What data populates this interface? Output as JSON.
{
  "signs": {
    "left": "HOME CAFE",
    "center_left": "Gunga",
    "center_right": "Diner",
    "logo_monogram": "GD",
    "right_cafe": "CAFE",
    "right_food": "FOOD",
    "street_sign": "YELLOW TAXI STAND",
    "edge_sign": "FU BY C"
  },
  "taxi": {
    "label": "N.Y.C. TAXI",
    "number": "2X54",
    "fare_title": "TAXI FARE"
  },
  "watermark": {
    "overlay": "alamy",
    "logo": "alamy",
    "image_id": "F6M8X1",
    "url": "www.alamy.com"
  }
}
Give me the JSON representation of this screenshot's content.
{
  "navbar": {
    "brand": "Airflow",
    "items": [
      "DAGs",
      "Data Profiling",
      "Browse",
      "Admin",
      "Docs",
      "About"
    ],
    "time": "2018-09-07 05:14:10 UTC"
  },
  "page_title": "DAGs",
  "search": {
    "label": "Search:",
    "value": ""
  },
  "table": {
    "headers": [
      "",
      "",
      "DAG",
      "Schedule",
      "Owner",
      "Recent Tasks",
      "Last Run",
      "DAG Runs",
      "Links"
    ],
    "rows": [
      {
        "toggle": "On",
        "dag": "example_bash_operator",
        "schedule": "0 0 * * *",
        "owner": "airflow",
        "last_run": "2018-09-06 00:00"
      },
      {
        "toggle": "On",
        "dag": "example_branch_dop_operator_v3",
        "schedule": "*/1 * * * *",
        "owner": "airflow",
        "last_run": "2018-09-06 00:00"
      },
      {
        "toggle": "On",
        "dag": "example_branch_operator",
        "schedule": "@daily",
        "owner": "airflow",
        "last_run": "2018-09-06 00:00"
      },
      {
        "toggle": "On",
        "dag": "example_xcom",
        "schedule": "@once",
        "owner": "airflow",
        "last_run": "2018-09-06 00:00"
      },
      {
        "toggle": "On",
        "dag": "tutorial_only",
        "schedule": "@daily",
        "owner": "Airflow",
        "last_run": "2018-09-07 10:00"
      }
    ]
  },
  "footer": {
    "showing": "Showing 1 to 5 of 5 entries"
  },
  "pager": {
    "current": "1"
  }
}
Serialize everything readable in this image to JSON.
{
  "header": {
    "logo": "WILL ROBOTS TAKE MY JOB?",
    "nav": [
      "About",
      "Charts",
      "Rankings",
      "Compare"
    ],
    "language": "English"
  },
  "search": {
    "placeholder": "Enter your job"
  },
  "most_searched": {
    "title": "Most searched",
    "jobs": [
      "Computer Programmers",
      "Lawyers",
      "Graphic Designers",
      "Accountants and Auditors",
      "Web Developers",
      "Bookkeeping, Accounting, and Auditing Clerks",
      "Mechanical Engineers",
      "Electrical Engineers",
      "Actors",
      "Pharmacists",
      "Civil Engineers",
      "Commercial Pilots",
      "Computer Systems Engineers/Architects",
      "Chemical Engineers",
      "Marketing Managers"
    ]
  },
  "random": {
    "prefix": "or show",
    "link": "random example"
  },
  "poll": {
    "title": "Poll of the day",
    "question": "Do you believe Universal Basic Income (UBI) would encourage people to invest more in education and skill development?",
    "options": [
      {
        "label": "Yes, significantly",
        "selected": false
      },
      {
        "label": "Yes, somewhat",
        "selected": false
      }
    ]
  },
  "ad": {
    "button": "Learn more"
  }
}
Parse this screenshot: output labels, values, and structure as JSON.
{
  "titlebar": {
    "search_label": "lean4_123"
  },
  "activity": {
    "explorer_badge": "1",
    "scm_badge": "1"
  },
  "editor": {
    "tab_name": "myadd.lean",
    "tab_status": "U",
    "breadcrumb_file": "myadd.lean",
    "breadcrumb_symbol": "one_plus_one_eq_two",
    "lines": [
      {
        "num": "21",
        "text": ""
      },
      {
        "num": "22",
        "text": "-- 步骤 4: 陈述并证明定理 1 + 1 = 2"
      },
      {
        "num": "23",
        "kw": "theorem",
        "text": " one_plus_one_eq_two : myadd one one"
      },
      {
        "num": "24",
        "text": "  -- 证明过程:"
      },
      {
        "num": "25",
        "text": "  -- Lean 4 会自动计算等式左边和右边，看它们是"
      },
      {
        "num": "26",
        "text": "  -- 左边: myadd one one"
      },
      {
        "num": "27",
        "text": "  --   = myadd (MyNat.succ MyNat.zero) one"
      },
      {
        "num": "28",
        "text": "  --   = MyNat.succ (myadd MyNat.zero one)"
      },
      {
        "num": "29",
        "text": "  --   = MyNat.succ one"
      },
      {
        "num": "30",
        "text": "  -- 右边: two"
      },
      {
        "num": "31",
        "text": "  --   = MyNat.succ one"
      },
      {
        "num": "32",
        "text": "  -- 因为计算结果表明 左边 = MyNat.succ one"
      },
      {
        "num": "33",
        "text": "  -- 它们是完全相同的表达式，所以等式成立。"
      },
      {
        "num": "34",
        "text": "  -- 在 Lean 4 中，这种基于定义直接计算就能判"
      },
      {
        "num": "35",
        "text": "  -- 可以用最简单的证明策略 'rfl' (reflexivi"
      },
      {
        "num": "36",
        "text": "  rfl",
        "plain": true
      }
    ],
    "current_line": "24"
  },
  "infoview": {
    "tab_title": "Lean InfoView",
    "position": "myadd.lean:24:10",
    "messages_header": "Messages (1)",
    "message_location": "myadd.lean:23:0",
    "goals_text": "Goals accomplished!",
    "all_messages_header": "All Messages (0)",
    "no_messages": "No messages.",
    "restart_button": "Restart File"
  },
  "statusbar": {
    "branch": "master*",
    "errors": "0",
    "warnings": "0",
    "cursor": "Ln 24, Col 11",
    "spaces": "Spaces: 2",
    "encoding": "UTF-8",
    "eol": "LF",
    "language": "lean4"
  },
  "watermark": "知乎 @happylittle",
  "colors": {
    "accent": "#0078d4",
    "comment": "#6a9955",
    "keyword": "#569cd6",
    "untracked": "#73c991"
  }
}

##########

= Directions for this task =
Output all of the data again. Match it exactly.

= Problem solution =
What data populates this interface? Output as JSON.
{
  "signs": {
    "left": "HOME CAFE",
    "center_left": "Gunga",
    "center_right": "Diner",
    "logo_monogram": "GD",
    "right_cafe": "CAFE",
    "right_food": "FOOD",
    "street_sign": "YELLOW TAXI STAND",
    "edge_sign": "FU BY C"
  },
  "taxi": {
    "label": "N.Y.C. TAXI",
    "number": "2X54",
    "fare_title": "TAXI FARE"
  },
  "watermark": {
    "overlay": "alamy",
    "logo": "alamy",
    "image_id": "F6M8X1",
    "url": "www.alamy.com"
  }
}
Give me the JSON representation of this screenshot's content.
{
  "navbar": {
    "brand": "Airflow",
    "items": [
      "DAGs",
      "Data Profiling",
      "Browse",
      "Admin",
      "Docs",
      "About"
    ],
    "time": "2018-09-07 05:14:10 UTC"
  },
  "page_title": "DAGs",
  "search": {
    "label": "Search:",
    "value": ""
  },
  "table": {
    "headers": [
      "",
      "",
      "DAG",
      "Schedule",
      "Owner",
      "Recent Tasks",
      "Last Run",
      "DAG Runs",
      "Links"
    ],
    "rows": [
      {
        "toggle": "On",
        "dag": "example_bash_operator",
        "schedule": "0 0 * * *",
        "owner": "airflow",
        "last_run": "2018-09-06 00:00"
      },
      {
        "toggle": "On",
        "dag": "example_branch_dop_operator_v3",
        "schedule": "*/1 * * * *",
        "owner": "airflow",
        "last_run": "2018-09-06 00:00"
      },
      {
        "toggle": "On",
        "dag": "example_branch_operator",
        "schedule": "@daily",
        "owner": "airflow",
        "last_run": "2018-09-06 00:00"
      },
      {
        "toggle": "On",
        "dag": "example_xcom",
        "schedule": "@once",
        "owner": "airflow",
        "last_run": "2018-09-06 00:00"
      },
      {
        "toggle": "On",
        "dag": "tutorial_only",
        "schedule": "@daily",
        "owner": "Airflow",
        "last_run": "2018-09-07 10:00"
      }
    ]
  },
  "footer": {
    "showing": "Showing 1 to 5 of 5 entries"
  },
  "pager": {
    "current": "1"
  }
}
Serialize everything readable in this image to JSON.
{
  "header": {
    "logo": "WILL ROBOTS TAKE MY JOB?",
    "nav": [
      "About",
      "Charts",
      "Rankings",
      "Compare"
    ],
    "language": "English"
  },
  "search": {
    "placeholder": "Enter your job"
  },
  "most_searched": {
    "title": "Most searched",
    "jobs": [
      "Computer Programmers",
      "Lawyers",
      "Graphic Designers",
      "Accountants and Auditors",
      "Web Developers",
      "Bookkeeping, Accounting, and Auditing Clerks",
      "Mechanical Engineers",
      "Electrical Engineers",
      "Actors",
      "Pharmacists",
      "Civil Engineers",
      "Commercial Pilots",
      "Computer Systems Engineers/Architects",
      "Chemical Engineers",
      "Marketing Managers"
    ]
  },
  "random": {
    "prefix": "or show",
    "link": "random example"
  },
  "poll": {
    "title": "Poll of the day",
    "question": "Do you believe Universal Basic Income (UBI) would encourage people to invest more in education and skill development?",
    "options": [
      {
        "label": "Yes, significantly",
        "selected": false
      },
      {
        "label": "Yes, somewhat",
        "selected": false
      }
    ]
  },
  "ad": {
    "button": "Learn more"
  }
}
Parse this screenshot: output labels, values, and structure as JSON.
{
  "titlebar": {
    "search_label": "lean4_123"
  },
  "activity": {
    "explorer_badge": "1",
    "scm_badge": "1"
  },
  "editor": {
    "tab_name": "myadd.lean",
    "tab_status": "U",
    "breadcrumb_file": "myadd.lean",
    "breadcrumb_symbol": "one_plus_one_eq_two",
    "lines": [
      {
        "num": "21",
        "text": ""
      },
      {
        "num": "22",
        "text": "-- 步骤 4: 陈述并证明定理 1 + 1 = 2"
      },
      {
        "num": "23",
        "kw": "theorem",
        "text": " one_plus_one_eq_two : myadd one one"
      },
      {
        "num": "24",
        "text": "  -- 证明过程:"
      },
      {
        "num": "25",
        "text": "  -- Lean 4 会自动计算等式左边和右边，看它们是"
      },
      {
        "num": "26",
        "text": "  -- 左边: myadd one one"
      },
      {
        "num": "27",
        "text": "  --   = myadd (MyNat.succ MyNat.zero) one"
      },
      {
        "num": "28",
        "text": "  --   = MyNat.succ (myadd MyNat.zero one)"
      },
      {
        "num": "29",
        "text": "  --   = MyNat.succ one"
      },
      {
        "num": "30",
        "text": "  -- 右边: two"
      },
      {
        "num": "31",
        "text": "  --   = MyNat.succ one"
      },
      {
        "num": "32",
        "text": "  -- 因为计算结果表明 左边 = MyNat.succ one"
      },
      {
        "num": "33",
        "text": "  -- 它们是完全相同的表达式，所以等式成立。"
      },
      {
        "num": "34",
        "text": "  -- 在 Lean 4 中，这种基于定义直接计算就能判"
      },
      {
        "num": "35",
        "text": "  -- 可以用最简单的证明策略 'rfl' (reflexivi"
      },
      {
        "num": "36",
        "text": "  rfl",
        "plain": true
      }
    ],
    "current_line": "24"
  },
  "infoview": {
    "tab_title": "Lean InfoView",
    "position": "myadd.lean:24:10",
    "messages_header": "Messages (1)",
    "message_location": "myadd.lean:23:0",
    "goals_text": "Goals accomplished!",
    "all_messages_header": "All Messages (0)",
    "no_messages": "No messages.",
    "restart_button": "Restart File"
  },
  "statusbar": {
    "branch": "master*",
    "errors": "0",
    "warnings": "0",
    "cursor": "Ln 24, Col 11",
    "spaces": "Spaces: 2",
    "encoding": "UTF-8",
    "eol": "LF",
    "language": "lean4"
  },
  "watermark": "知乎 @happylittle",
  "colors": {
    "accent": "#0078d4",
    "comment": "#6a9955",
    "keyword": "#569cd6",
    "untracked": "#73c991"
  }
}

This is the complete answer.